GIVEN DATA
++++++++

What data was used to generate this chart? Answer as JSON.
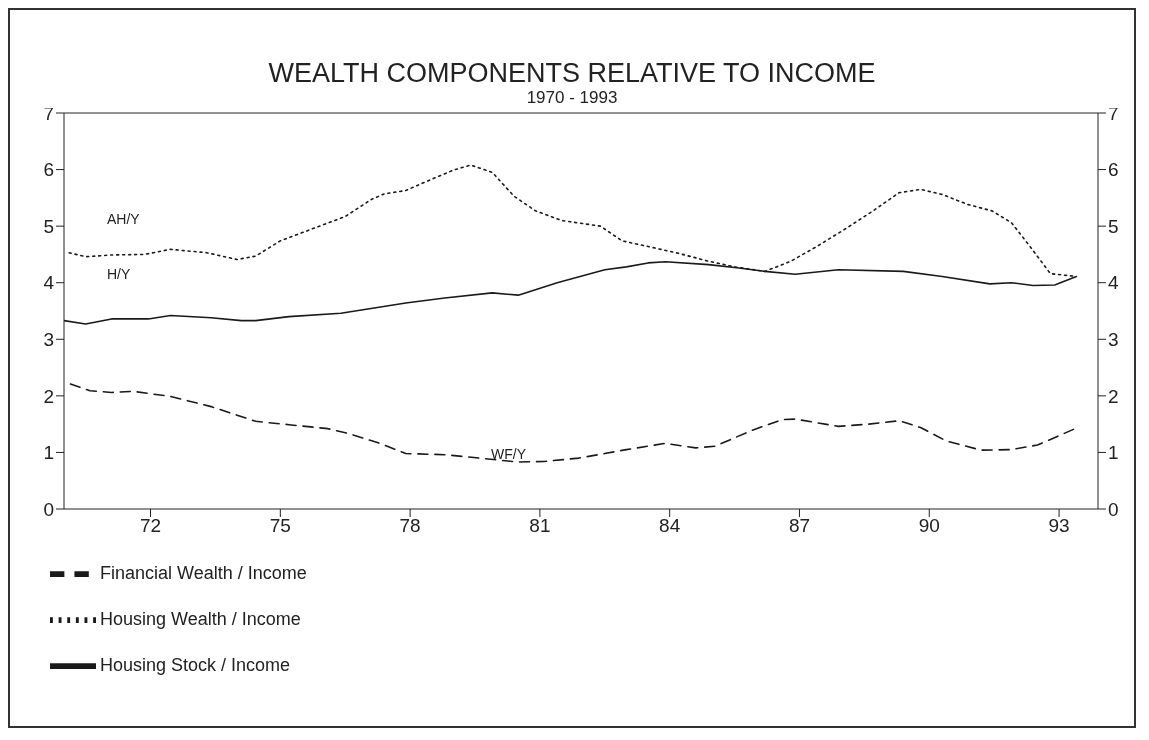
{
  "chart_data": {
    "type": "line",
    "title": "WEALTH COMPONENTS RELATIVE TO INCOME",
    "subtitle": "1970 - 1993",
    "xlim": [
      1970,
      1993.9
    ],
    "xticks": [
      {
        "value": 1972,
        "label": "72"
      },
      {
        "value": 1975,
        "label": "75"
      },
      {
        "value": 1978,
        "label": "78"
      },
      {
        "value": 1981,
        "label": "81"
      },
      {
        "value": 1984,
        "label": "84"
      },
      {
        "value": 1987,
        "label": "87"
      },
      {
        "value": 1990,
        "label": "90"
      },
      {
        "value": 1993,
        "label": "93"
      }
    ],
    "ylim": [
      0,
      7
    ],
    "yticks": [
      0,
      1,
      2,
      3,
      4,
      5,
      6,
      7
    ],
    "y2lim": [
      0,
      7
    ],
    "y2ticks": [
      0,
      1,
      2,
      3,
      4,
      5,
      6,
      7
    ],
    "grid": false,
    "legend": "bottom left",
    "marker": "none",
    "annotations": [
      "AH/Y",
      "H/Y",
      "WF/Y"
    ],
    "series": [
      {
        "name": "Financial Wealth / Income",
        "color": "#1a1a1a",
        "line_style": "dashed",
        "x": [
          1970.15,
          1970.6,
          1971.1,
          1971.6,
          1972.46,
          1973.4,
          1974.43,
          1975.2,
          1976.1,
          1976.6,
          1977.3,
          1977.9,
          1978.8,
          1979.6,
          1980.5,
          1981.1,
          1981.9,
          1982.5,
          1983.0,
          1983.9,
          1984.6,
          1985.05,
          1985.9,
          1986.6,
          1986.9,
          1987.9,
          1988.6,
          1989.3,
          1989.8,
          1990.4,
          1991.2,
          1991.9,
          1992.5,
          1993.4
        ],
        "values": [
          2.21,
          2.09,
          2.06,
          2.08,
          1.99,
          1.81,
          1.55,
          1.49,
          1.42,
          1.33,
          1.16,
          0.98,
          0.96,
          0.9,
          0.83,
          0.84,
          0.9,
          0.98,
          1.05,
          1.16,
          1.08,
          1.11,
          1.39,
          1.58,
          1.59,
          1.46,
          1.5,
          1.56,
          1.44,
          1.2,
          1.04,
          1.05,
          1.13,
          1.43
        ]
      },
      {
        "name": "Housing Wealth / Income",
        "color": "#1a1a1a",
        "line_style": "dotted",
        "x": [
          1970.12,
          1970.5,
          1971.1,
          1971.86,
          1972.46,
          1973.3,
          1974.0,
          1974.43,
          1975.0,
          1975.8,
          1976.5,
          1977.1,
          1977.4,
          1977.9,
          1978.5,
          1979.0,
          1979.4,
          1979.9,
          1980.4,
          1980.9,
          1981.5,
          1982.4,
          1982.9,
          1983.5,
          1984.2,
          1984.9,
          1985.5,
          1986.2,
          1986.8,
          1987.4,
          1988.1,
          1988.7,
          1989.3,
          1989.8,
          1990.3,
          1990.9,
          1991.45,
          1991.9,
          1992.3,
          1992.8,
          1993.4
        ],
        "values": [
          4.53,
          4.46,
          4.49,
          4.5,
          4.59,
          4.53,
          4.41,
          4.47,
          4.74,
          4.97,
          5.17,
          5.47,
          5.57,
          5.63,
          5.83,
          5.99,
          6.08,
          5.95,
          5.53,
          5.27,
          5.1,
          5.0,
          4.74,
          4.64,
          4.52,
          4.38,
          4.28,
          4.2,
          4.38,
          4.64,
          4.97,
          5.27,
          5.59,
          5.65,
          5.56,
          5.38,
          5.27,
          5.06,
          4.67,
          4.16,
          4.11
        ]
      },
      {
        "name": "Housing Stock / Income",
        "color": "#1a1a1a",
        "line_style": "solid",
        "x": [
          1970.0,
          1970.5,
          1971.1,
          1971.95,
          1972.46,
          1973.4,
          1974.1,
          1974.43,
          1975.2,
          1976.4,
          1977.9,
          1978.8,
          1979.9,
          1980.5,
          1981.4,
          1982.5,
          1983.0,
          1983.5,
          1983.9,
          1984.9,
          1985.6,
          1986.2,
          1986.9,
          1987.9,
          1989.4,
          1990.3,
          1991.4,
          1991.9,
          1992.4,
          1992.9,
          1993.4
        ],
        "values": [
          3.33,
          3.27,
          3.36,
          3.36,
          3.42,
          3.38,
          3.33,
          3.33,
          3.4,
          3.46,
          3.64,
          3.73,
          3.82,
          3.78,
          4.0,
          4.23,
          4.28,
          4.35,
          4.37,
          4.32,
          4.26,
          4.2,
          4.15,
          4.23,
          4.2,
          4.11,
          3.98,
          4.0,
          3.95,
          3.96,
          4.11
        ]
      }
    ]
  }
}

++++++++

GIVEN PROBLEM
Leave out the pictures and reproduce the rest of the listing exactly.

TASK RESPONSE
What data was used to generate this chart? Answer as JSON.
{
  "chart_data": {
    "type": "line",
    "title": "WEALTH COMPONENTS RELATIVE TO INCOME",
    "subtitle": "1970 - 1993",
    "xlim": [
      1970,
      1993.9
    ],
    "xticks": [
      {
        "value": 1972,
        "label": "72"
      },
      {
        "value": 1975,
        "label": "75"
      },
      {
        "value": 1978,
        "label": "78"
      },
      {
        "value": 1981,
        "label": "81"
      },
      {
        "value": 1984,
        "label": "84"
      },
      {
        "value": 1987,
        "label": "87"
      },
      {
        "value": 1990,
        "label": "90"
      },
      {
        "value": 1993,
        "label": "93"
      }
    ],
    "ylim": [
      0,
      7
    ],
    "yticks": [
      0,
      1,
      2,
      3,
      4,
      5,
      6,
      7
    ],
    "y2lim": [
      0,
      7
    ],
    "y2ticks": [
      0,
      1,
      2,
      3,
      4,
      5,
      6,
      7
    ],
    "grid": false,
    "legend": "bottom left",
    "marker": "none",
    "annotations": [
      "AH/Y",
      "H/Y",
      "WF/Y"
    ],
    "series": [
      {
        "name": "Financial Wealth / Income",
        "color": "#1a1a1a",
        "line_style": "dashed",
        "x": [
          1970.15,
          1970.6,
          1971.1,
          1971.6,
          1972.46,
          1973.4,
          1974.43,
          1975.2,
          1976.1,
          1976.6,
          1977.3,
          1977.9,
          1978.8,
          1979.6,
          1980.5,
          1981.1,
          1981.9,
          1982.5,
          1983.0,
          1983.9,
          1984.6,
          1985.05,
          1985.9,
          1986.6,
          1986.9,
          1987.9,
          1988.6,
          1989.3,
          1989.8,
          1990.4,
          1991.2,
          1991.9,
          1992.5,
          1993.4
        ],
        "values": [
          2.21,
          2.09,
          2.06,
          2.08,
          1.99,
          1.81,
          1.55,
          1.49,
          1.42,
          1.33,
          1.16,
          0.98,
          0.96,
          0.9,
          0.83,
          0.84,
          0.9,
          0.98,
          1.05,
          1.16,
          1.08,
          1.11,
          1.39,
          1.58,
          1.59,
          1.46,
          1.5,
          1.56,
          1.44,
          1.2,
          1.04,
          1.05,
          1.13,
          1.43
        ]
      },
      {
        "name": "Housing Wealth / Income",
        "color": "#1a1a1a",
        "line_style": "dotted",
        "x": [
          1970.12,
          1970.5,
          1971.1,
          1971.86,
          1972.46,
          1973.3,
          1974.0,
          1974.43,
          1975.0,
          1975.8,
          1976.5,
          1977.1,
          1977.4,
          1977.9,
          1978.5,
          1979.0,
          1979.4,
          1979.9,
          1980.4,
          1980.9,
          1981.5,
          1982.4,
          1982.9,
          1983.5,
          1984.2,
          1984.9,
          1985.5,
          1986.2,
          1986.8,
          1987.4,
          1988.1,
          1988.7,
          1989.3,
          1989.8,
          1990.3,
          1990.9,
          1991.45,
          1991.9,
          1992.3,
          1992.8,
          1993.4
        ],
        "values": [
          4.53,
          4.46,
          4.49,
          4.5,
          4.59,
          4.53,
          4.41,
          4.47,
          4.74,
          4.97,
          5.17,
          5.47,
          5.57,
          5.63,
          5.83,
          5.99,
          6.08,
          5.95,
          5.53,
          5.27,
          5.1,
          5.0,
          4.74,
          4.64,
          4.52,
          4.38,
          4.28,
          4.2,
          4.38,
          4.64,
          4.97,
          5.27,
          5.59,
          5.65,
          5.56,
          5.38,
          5.27,
          5.06,
          4.67,
          4.16,
          4.11
        ]
      },
      {
        "name": "Housing Stock / Income",
        "color": "#1a1a1a",
        "line_style": "solid",
        "x": [
          1970.0,
          1970.5,
          1971.1,
          1971.95,
          1972.46,
          1973.4,
          1974.1,
          1974.43,
          1975.2,
          1976.4,
          1977.9,
          1978.8,
          1979.9,
          1980.5,
          1981.4,
          1982.5,
          1983.0,
          1983.5,
          1983.9,
          1984.9,
          1985.6,
          1986.2,
          1986.9,
          1987.9,
          1989.4,
          1990.3,
          1991.4,
          1991.9,
          1992.4,
          1992.9,
          1993.4
        ],
        "values": [
          3.33,
          3.27,
          3.36,
          3.36,
          3.42,
          3.38,
          3.33,
          3.33,
          3.4,
          3.46,
          3.64,
          3.73,
          3.82,
          3.78,
          4.0,
          4.23,
          4.28,
          4.35,
          4.37,
          4.32,
          4.26,
          4.2,
          4.15,
          4.23,
          4.2,
          4.11,
          3.98,
          4.0,
          3.95,
          3.96,
          4.11
        ]
      }
    ]
  }
}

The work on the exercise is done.